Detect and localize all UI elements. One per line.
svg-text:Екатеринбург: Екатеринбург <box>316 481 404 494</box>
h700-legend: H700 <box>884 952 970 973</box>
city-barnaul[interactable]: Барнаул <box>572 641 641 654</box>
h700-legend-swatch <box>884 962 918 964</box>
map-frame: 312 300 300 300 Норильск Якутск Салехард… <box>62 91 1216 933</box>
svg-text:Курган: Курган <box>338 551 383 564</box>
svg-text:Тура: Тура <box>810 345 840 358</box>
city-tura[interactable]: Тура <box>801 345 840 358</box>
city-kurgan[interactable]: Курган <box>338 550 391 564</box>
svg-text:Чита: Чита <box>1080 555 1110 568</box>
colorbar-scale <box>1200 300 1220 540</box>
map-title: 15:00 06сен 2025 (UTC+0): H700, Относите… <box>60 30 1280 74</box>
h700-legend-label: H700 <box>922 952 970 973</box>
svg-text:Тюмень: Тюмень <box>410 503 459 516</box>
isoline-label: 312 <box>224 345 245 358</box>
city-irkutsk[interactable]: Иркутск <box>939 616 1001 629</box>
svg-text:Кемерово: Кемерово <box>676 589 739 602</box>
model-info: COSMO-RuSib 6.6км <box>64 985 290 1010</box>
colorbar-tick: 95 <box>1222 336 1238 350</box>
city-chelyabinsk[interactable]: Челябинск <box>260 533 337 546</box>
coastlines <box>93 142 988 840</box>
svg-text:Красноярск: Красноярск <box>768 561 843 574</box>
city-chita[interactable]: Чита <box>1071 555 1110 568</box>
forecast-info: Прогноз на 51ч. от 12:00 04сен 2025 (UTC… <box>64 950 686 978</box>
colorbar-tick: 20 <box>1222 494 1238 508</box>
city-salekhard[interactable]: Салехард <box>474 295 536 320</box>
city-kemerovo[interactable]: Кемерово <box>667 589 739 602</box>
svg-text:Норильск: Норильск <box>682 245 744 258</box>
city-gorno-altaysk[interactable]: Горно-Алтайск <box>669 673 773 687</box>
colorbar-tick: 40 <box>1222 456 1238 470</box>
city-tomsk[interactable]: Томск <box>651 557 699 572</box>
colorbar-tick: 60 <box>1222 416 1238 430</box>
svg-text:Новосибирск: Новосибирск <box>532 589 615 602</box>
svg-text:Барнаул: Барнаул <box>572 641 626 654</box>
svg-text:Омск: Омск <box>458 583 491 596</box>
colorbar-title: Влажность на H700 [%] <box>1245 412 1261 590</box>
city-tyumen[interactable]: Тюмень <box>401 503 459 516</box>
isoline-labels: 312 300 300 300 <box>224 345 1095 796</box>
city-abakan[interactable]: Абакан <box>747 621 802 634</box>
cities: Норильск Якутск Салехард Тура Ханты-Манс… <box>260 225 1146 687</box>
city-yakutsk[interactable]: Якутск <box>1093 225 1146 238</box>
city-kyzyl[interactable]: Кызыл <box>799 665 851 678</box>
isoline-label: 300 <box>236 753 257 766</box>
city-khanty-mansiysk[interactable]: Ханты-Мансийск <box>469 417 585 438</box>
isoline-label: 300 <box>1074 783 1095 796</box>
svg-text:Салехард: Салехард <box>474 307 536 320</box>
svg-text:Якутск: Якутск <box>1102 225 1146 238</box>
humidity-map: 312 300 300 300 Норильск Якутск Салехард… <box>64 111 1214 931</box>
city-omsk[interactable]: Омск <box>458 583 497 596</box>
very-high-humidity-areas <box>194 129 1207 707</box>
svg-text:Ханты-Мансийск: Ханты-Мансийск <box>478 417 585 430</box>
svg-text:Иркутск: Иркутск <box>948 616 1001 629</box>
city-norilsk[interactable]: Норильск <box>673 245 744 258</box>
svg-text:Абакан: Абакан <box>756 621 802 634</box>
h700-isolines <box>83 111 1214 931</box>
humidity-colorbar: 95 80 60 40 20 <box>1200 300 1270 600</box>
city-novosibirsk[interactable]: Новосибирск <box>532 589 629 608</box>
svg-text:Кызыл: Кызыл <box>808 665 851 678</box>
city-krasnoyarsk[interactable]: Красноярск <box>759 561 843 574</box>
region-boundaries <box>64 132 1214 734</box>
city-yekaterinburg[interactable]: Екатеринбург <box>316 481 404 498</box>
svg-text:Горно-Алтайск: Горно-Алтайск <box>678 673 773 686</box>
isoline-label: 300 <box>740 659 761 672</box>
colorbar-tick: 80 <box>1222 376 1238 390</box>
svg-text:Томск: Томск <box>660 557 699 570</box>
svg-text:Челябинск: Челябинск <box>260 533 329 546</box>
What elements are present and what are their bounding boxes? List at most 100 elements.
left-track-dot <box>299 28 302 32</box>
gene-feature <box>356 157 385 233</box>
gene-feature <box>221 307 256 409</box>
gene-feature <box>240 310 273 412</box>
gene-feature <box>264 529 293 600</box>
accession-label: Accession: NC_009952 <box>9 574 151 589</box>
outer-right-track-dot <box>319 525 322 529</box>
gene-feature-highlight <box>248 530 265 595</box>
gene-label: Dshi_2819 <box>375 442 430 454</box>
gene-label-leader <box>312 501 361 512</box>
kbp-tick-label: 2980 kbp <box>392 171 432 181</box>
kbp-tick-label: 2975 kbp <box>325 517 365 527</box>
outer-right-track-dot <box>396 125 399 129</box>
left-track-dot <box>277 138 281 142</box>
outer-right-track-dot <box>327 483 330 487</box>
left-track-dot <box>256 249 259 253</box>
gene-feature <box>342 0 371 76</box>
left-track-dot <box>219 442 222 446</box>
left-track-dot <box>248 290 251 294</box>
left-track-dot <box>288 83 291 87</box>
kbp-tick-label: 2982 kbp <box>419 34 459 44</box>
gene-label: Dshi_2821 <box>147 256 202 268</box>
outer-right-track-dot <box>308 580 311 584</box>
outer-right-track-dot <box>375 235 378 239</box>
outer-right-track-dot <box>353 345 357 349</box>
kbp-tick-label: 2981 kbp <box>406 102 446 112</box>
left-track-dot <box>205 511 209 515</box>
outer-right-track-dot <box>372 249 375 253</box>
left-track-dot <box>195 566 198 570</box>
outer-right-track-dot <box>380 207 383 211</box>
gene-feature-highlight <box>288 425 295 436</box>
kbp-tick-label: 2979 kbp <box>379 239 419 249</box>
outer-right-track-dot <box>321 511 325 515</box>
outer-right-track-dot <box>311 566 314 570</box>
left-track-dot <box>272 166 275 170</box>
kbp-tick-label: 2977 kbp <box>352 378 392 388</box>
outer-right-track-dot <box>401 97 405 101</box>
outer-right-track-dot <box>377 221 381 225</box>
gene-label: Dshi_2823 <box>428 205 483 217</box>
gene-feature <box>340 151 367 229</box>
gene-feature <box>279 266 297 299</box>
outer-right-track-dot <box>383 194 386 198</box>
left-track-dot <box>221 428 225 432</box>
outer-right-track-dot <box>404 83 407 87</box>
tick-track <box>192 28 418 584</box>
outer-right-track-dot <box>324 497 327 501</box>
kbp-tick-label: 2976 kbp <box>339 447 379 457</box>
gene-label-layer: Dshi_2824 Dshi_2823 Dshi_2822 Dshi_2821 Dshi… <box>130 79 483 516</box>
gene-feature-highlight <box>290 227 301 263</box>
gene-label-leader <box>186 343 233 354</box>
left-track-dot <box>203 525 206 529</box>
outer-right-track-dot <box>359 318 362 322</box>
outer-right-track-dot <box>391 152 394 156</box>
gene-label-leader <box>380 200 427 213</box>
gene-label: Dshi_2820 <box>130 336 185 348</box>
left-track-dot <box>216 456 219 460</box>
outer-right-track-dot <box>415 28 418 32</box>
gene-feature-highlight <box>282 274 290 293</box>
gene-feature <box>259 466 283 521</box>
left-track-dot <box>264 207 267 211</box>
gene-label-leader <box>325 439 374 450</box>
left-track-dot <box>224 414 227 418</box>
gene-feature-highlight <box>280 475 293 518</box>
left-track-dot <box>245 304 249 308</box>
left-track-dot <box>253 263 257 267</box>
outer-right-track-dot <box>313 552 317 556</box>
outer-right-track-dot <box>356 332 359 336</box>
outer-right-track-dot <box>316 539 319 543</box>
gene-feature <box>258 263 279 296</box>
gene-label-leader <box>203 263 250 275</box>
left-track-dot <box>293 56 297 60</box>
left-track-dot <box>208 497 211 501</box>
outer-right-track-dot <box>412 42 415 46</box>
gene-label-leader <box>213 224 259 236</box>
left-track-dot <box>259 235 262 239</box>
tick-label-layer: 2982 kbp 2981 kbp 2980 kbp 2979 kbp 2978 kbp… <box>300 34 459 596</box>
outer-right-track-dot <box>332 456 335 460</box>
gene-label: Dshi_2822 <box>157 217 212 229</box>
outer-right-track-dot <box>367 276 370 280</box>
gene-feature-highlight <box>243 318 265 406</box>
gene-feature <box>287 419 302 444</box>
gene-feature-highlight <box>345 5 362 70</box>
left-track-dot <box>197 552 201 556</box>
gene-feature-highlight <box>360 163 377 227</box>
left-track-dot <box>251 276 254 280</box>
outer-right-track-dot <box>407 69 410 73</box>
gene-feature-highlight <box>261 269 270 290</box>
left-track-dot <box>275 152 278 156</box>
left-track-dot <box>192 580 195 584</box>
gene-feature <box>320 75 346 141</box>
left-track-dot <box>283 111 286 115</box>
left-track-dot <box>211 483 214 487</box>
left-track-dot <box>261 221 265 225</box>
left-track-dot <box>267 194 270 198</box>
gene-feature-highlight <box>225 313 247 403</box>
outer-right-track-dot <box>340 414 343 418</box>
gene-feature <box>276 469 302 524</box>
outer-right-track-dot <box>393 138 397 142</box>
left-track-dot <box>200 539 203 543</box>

* Work instructions:
Reproduce the listing verbatim from its first line through the line containing "isoline-label: 312 <box>224 345 245 358</box>", inclusive.

* Answer in full:
Detect and localize all UI elements. One per line.
svg-text:Екатеринбург: Екатеринбург <box>316 481 404 494</box>
h700-legend: H700 <box>884 952 970 973</box>
city-barnaul[interactable]: Барнаул <box>572 641 641 654</box>
h700-legend-swatch <box>884 962 918 964</box>
map-frame: 312 300 300 300 Норильск Якутск Салехард… <box>62 91 1216 933</box>
svg-text:Курган: Курган <box>338 551 383 564</box>
svg-text:Тура: Тура <box>810 345 840 358</box>
city-tura[interactable]: Тура <box>801 345 840 358</box>
city-kurgan[interactable]: Курган <box>338 550 391 564</box>
svg-text:Чита: Чита <box>1080 555 1110 568</box>
colorbar-scale <box>1200 300 1220 540</box>
map-title: 15:00 06сен 2025 (UTC+0): H700, Относите… <box>60 30 1280 74</box>
h700-legend-label: H700 <box>922 952 970 973</box>
svg-text:Тюмень: Тюмень <box>410 503 459 516</box>
isoline-label: 312 <box>224 345 245 358</box>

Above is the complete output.